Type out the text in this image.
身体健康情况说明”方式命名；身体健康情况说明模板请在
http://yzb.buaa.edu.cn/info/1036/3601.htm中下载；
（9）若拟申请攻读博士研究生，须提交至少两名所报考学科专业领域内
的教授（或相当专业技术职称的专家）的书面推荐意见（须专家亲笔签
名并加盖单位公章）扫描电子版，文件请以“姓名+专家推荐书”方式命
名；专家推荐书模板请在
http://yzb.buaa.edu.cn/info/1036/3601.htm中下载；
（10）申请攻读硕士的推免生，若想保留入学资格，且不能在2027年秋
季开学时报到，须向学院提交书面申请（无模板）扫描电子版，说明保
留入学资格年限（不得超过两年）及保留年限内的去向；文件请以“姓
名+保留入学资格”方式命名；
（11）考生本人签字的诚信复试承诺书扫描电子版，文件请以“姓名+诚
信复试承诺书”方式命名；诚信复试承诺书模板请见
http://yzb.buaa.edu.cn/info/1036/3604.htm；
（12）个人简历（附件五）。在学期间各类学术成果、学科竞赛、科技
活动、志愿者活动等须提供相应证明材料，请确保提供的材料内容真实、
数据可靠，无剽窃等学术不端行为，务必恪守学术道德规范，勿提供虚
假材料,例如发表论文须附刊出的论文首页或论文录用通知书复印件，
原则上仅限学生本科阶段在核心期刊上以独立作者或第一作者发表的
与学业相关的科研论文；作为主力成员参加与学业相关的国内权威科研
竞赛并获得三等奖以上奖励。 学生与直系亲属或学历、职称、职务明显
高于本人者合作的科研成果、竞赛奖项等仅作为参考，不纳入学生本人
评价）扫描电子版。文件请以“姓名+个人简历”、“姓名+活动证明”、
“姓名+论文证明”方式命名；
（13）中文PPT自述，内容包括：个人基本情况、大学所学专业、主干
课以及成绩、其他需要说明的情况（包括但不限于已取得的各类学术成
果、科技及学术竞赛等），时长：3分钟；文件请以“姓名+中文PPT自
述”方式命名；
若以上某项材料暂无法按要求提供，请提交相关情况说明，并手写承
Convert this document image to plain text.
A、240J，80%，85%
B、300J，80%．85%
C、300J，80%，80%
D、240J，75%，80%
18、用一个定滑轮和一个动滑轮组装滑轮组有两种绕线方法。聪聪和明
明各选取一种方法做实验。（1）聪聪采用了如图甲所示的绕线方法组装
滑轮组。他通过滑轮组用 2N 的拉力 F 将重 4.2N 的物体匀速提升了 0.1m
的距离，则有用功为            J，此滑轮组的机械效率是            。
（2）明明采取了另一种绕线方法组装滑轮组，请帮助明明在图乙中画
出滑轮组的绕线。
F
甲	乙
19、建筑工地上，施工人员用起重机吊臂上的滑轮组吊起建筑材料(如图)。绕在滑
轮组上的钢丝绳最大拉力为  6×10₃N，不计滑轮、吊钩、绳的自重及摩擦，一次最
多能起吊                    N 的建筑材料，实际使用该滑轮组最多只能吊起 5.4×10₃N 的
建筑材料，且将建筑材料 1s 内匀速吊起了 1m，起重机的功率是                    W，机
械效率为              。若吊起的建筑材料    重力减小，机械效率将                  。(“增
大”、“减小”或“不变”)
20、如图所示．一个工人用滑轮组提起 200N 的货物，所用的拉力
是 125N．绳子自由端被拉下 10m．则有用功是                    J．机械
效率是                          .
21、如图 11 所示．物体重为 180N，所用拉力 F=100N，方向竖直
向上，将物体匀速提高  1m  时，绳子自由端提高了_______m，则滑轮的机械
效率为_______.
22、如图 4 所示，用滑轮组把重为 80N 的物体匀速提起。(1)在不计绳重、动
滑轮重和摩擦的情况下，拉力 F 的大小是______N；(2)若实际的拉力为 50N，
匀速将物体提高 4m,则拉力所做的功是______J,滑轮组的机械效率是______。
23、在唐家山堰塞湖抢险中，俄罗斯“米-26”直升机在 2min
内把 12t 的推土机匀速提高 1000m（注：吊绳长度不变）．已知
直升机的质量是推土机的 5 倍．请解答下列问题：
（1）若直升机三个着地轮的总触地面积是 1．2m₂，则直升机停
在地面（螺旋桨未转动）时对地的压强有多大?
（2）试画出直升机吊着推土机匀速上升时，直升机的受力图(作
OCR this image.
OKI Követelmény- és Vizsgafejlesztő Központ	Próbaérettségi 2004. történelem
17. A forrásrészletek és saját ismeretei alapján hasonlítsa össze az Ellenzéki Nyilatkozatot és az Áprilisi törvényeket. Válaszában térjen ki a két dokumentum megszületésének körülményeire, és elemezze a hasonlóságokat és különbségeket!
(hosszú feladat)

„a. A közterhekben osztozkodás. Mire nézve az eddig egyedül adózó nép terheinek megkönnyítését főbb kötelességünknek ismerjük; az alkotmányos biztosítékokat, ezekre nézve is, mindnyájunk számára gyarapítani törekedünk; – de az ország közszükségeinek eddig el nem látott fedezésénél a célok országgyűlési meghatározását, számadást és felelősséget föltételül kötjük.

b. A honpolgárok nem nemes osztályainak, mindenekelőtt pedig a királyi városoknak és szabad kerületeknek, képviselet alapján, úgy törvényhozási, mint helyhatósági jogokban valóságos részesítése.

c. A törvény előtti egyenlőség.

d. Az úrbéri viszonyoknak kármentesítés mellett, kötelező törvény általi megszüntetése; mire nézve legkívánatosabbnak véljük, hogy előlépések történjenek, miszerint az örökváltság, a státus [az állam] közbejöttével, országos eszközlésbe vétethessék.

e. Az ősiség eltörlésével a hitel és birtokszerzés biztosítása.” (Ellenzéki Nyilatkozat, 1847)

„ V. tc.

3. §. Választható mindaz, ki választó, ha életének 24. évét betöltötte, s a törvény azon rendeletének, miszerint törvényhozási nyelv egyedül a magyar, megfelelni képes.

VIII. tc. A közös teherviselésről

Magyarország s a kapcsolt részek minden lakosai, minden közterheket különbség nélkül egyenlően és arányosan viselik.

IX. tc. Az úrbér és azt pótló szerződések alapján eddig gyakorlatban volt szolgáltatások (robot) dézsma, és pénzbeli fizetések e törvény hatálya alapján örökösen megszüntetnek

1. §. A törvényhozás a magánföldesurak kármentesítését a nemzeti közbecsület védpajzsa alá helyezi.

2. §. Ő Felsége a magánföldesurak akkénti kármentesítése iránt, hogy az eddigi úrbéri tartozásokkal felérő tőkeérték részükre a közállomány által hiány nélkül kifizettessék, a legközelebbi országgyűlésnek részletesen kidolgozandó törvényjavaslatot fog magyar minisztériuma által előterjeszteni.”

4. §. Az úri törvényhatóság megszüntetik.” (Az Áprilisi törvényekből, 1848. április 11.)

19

────────────────────────────────────────

Print all of the entries exactly as they appear.

### RESULT OF THE TASK
Type out the text in this image.
身体健康情况说明”方式命名；身体健康情况说明模板请在
http://yzb.buaa.edu.cn/info/1036/3601.htm中下载；
（9）若拟申请攻读博士研究生，须提交至少两名所报考学科专业领域内
的教授（或相当专业技术职称的专家）的书面推荐意见（须专家亲笔签
名并加盖单位公章）扫描电子版，文件请以“姓名+专家推荐书”方式命
名；专家推荐书模板请在
http://yzb.buaa.edu.cn/info/1036/3601.htm中下载；
（10）申请攻读硕士的推免生，若想保留入学资格，且不能在2027年秋
季开学时报到，须向学院提交书面申请（无模板）扫描电子版，说明保
留入学资格年限（不得超过两年）及保留年限内的去向；文件请以“姓
名+保留入学资格”方式命名；
（11）考生本人签字的诚信复试承诺书扫描电子版，文件请以“姓名+诚
信复试承诺书”方式命名；诚信复试承诺书模板请见
http://yzb.buaa.edu.cn/info/1036/3604.htm；
（12）个人简历（附件五）。在学期间各类学术成果、学科竞赛、科技
活动、志愿者活动等须提供相应证明材料，请确保提供的材料内容真实、
数据可靠，无剽窃等学术不端行为，务必恪守学术道德规范，勿提供虚
假材料,例如发表论文须附刊出的论文首页或论文录用通知书复印件，
原则上仅限学生本科阶段在核心期刊上以独立作者或第一作者发表的
与学业相关的科研论文；作为主力成员参加与学业相关的国内权威科研
竞赛并获得三等奖以上奖励。 学生与直系亲属或学历、职称、职务明显
高于本人者合作的科研成果、竞赛奖项等仅作为参考，不纳入学生本人
评价）扫描电子版。文件请以“姓名+个人简历”、“姓名+活动证明”、
“姓名+论文证明”方式命名；
（13）中文PPT自述，内容包括：个人基本情况、大学所学专业、主干
课以及成绩、其他需要说明的情况（包括但不限于已取得的各类学术成
果、科技及学术竞赛等），时长：3分钟；文件请以“姓名+中文PPT自
述”方式命名；
若以上某项材料暂无法按要求提供，请提交相关情况说明，并手写承
Convert this document image to plain text.
A、240J，80%，85%
B、300J，80%．85%
C、300J，80%，80%
D、240J，75%，80%
18、用一个定滑轮和一个动滑轮组装滑轮组有两种绕线方法。聪聪和明
明各选取一种方法做实验。（1）聪聪采用了如图甲所示的绕线方法组装
滑轮组。他通过滑轮组用 2N 的拉力 F 将重 4.2N 的物体匀速提升了 0.1m
的距离，则有用功为            J，此滑轮组的机械效率是            。
（2）明明采取了另一种绕线方法组装滑轮组，请帮助明明在图乙中画
出滑轮组的绕线。
F
甲	乙
19、建筑工地上，施工人员用起重机吊臂上的滑轮组吊起建筑材料(如图)。绕在滑
轮组上的钢丝绳最大拉力为  6×10₃N，不计滑轮、吊钩、绳的自重及摩擦，一次最
多能起吊                    N 的建筑材料，实际使用该滑轮组最多只能吊起 5.4×10₃N 的
建筑材料，且将建筑材料 1s 内匀速吊起了 1m，起重机的功率是                    W，机
械效率为              。若吊起的建筑材料    重力减小，机械效率将                  。(“增
大”、“减小”或“不变”)
20、如图所示．一个工人用滑轮组提起 200N 的货物，所用的拉力
是 125N．绳子自由端被拉下 10m．则有用功是                    J．机械
效率是                          .
21、如图 11 所示．物体重为 180N，所用拉力 F=100N，方向竖直
向上，将物体匀速提高  1m  时，绳子自由端提高了_______m，则滑轮的机械
效率为_______.
22、如图 4 所示，用滑轮组把重为 80N 的物体匀速提起。(1)在不计绳重、动
滑轮重和摩擦的情况下，拉力 F 的大小是______N；(2)若实际的拉力为 50N，
匀速将物体提高 4m,则拉力所做的功是______J,滑轮组的机械效率是______。
23、在唐家山堰塞湖抢险中，俄罗斯“米-26”直升机在 2min
内把 12t 的推土机匀速提高 1000m（注：吊绳长度不变）．已知
直升机的质量是推土机的 5 倍．请解答下列问题：
（1）若直升机三个着地轮的总触地面积是 1．2m₂，则直升机停
在地面（螺旋桨未转动）时对地的压强有多大?
（2）试画出直升机吊着推土机匀速上升时，直升机的受力图(作
OCR this image.
OKI Követelmény- és Vizsgafejlesztő Központ	Próbaérettségi 2004. történelem
17. A forrásrészletek és saját ismeretei alapján hasonlítsa össze az Ellenzéki Nyilatkozatot és az Áprilisi törvényeket. Válaszában térjen ki a két dokumentum megszületésének körülményeire, és elemezze a hasonlóságokat és különbségeket!
(hosszú feladat)

„a. A közterhekben osztozkodás. Mire nézve az eddig egyedül adózó nép terheinek megkönnyítését főbb kötelességünknek ismerjük; az alkotmányos biztosítékokat, ezekre nézve is, mindnyájunk számára gyarapítani törekedünk; – de az ország közszükségeinek eddig el nem látott fedezésénél a célok országgyűlési meghatározását, számadást és felelősséget föltételül kötjük.

b. A honpolgárok nem nemes osztályainak, mindenekelőtt pedig a királyi városoknak és szabad kerületeknek, képviselet alapján, úgy törvényhozási, mint helyhatósági jogokban valóságos részesítése.

c. A törvény előtti egyenlőség.

d. Az úrbéri viszonyoknak kármentesítés mellett, kötelező törvény általi megszüntetése; mire nézve legkívánatosabbnak véljük, hogy előlépések történjenek, miszerint az örökváltság, a státus [az állam] közbejöttével, országos eszközlésbe vétethessék.

e. Az ősiség eltörlésével a hitel és birtokszerzés biztosítása.” (Ellenzéki Nyilatkozat, 1847)

„ V. tc.

3. §. Választható mindaz, ki választó, ha életének 24. évét betöltötte, s a törvény azon rendeletének, miszerint törvényhozási nyelv egyedül a magyar, megfelelni képes.

VIII. tc. A közös teherviselésről

Magyarország s a kapcsolt részek minden lakosai, minden közterheket különbség nélkül egyenlően és arányosan viselik.

IX. tc. Az úrbér és azt pótló szerződések alapján eddig gyakorlatban volt szolgáltatások (robot) dézsma, és pénzbeli fizetések e törvény hatálya alapján örökösen megszüntetnek

1. §. A törvényhozás a magánföldesurak kármentesítését a nemzeti közbecsület védpajzsa alá helyezi.

2. §. Ő Felsége a magánföldesurak akkénti kármentesítése iránt, hogy az eddigi úrbéri tartozásokkal felérő tőkeérték részükre a közállomány által hiány nélkül kifizettessék, a legközelebbi országgyűlésnek részletesen kidolgozandó törvényjavaslatot fog magyar minisztériuma által előterjeszteni.”

4. §. Az úri törvényhatóság megszüntetik.” (Az Áprilisi törvényekből, 1848. április 11.)

19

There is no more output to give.